▶ _Pruébalo tú_: Copia de nuevo el fragmento del texto sobre el programa de empleabilidad que va desde "Mientras en múltiples" hasta "rodeos ni complicaciones.", y cambia "módulos" por "talleres".

▶ _Texto seleccionado_:
*****

La responsabilidad social, no es una simple campaña de marketing ni una promesa vacía, la casa agustina pone sobre la mesa una herramienta contundente contra la brecha laboral a través del Programa de Empleabilidad para Grupos Vulnerables, y el plazo es ineludible. El 27 de marzo, es el último día para inscribirse en su programa de empleabilidad dirigido a personas de escasos recursos económicos, una propuesta que desafía los moldes tradicionales de capacitación al llevar oficios demandados directamente a las zonas más necesitadas de la Ciudad Blanca.
Mientras en múltiples latitudes los planes de inserción siguen atascados en trámites y debates teóricos, la UNSA ha apostado por la acción tangible: tres módulos prácticos – Soldadura Básica y Carpintería Metálica, Computación Informática Básica y Electricidad Doméstica Básica – diseñados no para adornar currículums, sino para dotar de competencias reales a personas que nunca tuvieron acceso a formación profesional. El único requisito: ser de escasos recursos económicos y carecer de estudios técnicos o universitarios, un filtro que apunta directamente a quienes más lo necesitan, sin rodeos ni complicaciones.

*****

▶ _Registros mostrados_:
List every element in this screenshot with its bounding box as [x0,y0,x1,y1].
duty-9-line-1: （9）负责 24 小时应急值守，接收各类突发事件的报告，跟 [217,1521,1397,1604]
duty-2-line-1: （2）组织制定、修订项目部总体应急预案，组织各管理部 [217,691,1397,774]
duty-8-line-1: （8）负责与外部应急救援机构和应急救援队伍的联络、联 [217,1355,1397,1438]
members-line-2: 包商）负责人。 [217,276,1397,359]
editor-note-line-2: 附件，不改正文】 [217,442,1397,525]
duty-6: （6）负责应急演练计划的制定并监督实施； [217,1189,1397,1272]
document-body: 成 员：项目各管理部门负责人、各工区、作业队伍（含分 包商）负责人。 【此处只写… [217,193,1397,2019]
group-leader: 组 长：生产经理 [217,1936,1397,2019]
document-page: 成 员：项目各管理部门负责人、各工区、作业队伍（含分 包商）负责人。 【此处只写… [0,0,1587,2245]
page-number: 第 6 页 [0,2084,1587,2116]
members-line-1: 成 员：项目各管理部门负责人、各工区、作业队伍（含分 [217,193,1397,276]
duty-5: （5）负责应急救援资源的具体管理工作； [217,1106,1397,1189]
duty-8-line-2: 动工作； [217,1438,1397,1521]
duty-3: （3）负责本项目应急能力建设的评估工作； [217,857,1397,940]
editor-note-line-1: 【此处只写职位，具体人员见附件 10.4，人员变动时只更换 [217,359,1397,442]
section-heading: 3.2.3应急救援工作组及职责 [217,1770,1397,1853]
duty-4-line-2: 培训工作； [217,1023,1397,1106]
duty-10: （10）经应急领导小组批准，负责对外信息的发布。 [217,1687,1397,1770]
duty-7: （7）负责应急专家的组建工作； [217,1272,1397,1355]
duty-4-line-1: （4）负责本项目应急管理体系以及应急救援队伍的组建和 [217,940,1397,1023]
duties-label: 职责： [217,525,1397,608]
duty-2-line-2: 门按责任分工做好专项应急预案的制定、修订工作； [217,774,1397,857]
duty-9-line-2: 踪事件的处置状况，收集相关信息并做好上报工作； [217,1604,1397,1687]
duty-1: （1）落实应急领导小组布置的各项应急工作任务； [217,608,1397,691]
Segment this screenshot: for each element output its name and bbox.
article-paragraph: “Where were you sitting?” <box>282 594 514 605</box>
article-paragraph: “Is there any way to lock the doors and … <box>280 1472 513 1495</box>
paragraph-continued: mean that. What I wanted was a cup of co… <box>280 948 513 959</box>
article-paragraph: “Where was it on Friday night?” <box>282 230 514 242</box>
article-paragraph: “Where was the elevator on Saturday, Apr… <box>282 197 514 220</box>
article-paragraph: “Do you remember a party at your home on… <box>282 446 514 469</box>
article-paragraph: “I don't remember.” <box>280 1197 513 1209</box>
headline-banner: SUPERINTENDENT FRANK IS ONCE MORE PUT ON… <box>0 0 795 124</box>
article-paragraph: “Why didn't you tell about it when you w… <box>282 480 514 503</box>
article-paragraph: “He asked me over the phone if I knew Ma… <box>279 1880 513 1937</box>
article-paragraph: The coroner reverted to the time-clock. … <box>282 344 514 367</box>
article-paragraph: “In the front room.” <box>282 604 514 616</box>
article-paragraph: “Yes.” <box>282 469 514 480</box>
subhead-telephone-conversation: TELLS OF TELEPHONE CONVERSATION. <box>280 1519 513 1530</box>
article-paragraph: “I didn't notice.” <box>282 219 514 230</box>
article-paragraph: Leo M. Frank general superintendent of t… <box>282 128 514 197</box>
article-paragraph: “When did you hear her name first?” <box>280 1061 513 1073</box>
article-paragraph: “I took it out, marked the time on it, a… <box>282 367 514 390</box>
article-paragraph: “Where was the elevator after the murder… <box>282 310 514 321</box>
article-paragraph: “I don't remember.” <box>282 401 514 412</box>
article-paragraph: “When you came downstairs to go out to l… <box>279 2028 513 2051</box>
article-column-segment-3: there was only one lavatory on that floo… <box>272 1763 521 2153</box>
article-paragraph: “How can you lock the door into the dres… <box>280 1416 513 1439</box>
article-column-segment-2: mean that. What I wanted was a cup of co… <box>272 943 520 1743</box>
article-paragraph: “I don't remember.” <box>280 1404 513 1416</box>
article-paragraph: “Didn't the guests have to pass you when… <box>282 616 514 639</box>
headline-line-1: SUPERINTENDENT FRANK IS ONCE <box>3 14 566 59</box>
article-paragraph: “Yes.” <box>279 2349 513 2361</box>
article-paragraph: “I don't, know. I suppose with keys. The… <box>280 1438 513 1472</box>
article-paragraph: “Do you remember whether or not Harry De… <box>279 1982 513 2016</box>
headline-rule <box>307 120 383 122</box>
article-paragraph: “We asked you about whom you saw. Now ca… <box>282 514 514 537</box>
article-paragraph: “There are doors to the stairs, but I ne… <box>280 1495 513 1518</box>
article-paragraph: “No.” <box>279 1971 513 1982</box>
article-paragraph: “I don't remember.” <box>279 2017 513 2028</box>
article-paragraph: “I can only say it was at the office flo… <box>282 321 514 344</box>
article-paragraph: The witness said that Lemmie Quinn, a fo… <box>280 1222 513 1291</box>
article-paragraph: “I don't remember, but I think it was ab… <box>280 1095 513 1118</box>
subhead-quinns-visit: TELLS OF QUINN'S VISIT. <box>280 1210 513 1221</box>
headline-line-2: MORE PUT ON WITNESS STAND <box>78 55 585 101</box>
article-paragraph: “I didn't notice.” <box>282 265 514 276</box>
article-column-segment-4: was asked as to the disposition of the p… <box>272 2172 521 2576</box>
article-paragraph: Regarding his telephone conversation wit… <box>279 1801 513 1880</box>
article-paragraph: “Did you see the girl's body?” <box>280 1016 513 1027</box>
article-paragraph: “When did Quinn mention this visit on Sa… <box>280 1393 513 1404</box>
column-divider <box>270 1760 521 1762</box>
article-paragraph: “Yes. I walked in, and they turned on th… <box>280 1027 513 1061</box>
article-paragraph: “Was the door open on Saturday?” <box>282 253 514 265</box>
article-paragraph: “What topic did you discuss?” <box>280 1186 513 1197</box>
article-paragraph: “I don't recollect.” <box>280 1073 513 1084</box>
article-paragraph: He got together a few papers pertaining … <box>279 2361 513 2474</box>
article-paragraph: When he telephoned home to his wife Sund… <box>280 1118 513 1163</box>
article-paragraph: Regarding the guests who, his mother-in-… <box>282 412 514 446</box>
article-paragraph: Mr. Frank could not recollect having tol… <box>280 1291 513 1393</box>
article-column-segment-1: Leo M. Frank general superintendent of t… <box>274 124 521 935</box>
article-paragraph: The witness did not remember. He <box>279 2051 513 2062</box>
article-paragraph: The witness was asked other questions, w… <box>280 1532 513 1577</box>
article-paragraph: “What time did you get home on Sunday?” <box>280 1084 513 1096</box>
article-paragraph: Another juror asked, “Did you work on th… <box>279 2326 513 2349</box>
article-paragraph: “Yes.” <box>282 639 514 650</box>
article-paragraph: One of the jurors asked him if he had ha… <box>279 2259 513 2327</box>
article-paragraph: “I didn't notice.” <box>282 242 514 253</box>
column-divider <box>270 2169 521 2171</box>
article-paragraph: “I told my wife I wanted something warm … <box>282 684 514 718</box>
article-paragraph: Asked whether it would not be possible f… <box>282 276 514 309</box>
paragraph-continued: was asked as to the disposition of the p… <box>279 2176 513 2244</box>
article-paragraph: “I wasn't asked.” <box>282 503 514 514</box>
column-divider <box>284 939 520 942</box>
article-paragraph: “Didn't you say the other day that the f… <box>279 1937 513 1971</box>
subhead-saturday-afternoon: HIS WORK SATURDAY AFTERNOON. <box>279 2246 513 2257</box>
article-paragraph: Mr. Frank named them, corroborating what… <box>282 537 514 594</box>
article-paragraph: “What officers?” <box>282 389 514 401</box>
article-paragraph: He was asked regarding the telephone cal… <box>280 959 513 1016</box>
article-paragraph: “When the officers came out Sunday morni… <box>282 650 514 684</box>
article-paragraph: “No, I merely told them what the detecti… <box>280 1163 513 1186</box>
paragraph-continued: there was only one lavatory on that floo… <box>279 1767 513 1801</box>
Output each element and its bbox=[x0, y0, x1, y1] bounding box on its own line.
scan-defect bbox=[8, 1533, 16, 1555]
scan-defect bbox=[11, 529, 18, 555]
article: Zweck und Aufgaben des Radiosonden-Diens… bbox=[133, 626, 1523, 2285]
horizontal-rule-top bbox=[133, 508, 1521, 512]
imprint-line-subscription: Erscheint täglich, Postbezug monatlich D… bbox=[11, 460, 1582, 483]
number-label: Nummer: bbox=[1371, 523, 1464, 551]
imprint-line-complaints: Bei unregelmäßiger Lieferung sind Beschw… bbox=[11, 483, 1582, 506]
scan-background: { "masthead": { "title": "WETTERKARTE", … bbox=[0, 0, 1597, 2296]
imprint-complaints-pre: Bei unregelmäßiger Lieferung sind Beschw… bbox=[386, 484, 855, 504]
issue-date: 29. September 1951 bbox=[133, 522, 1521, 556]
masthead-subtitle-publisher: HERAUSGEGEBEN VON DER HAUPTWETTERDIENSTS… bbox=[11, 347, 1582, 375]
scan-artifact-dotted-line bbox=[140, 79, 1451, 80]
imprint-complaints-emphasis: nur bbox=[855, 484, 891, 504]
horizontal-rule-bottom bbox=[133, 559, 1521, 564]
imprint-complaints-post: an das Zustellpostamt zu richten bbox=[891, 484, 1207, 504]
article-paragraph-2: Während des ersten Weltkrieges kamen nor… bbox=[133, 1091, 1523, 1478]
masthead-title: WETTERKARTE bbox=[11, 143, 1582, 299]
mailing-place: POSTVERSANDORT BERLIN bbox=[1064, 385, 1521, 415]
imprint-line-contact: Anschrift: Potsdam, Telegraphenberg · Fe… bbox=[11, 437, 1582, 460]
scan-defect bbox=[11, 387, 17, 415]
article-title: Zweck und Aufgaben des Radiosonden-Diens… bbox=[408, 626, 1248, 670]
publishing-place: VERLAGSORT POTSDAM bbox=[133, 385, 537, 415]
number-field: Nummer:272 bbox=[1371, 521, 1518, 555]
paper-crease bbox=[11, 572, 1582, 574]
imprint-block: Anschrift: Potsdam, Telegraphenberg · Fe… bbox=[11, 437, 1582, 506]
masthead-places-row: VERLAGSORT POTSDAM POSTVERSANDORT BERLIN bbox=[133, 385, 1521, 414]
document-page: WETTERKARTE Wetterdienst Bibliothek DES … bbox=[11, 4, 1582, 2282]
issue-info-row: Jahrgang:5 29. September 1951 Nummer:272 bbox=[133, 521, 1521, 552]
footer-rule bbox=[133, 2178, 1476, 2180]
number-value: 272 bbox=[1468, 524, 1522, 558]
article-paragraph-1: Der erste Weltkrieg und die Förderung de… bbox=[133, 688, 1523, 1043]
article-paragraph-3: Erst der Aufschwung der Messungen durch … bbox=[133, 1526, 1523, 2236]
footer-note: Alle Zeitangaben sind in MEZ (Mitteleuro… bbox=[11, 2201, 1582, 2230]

*****

▶ _Solución del ejercicio_:
Mientras en múltiples latitudes los planes de inserción siguen atascados en trámites y debates teóricos, la UNSA ha apostado por la acción tangible: tres talleres prácticos – Soldadura Básica y Carpintería Metálica, Computación Informática Básica y Electricidad Doméstica Básica – diseñados no para adornar currículums, sino para dotar de competencias reales a personas que nunca tuvieron acceso a formación profesional. El único requisito: ser de escasos recursos económicos y carecer de estudios técnicos o universitarios, un filtro que apunta directamente a quienes más lo necesitan, sin rodeos ni complicaciones.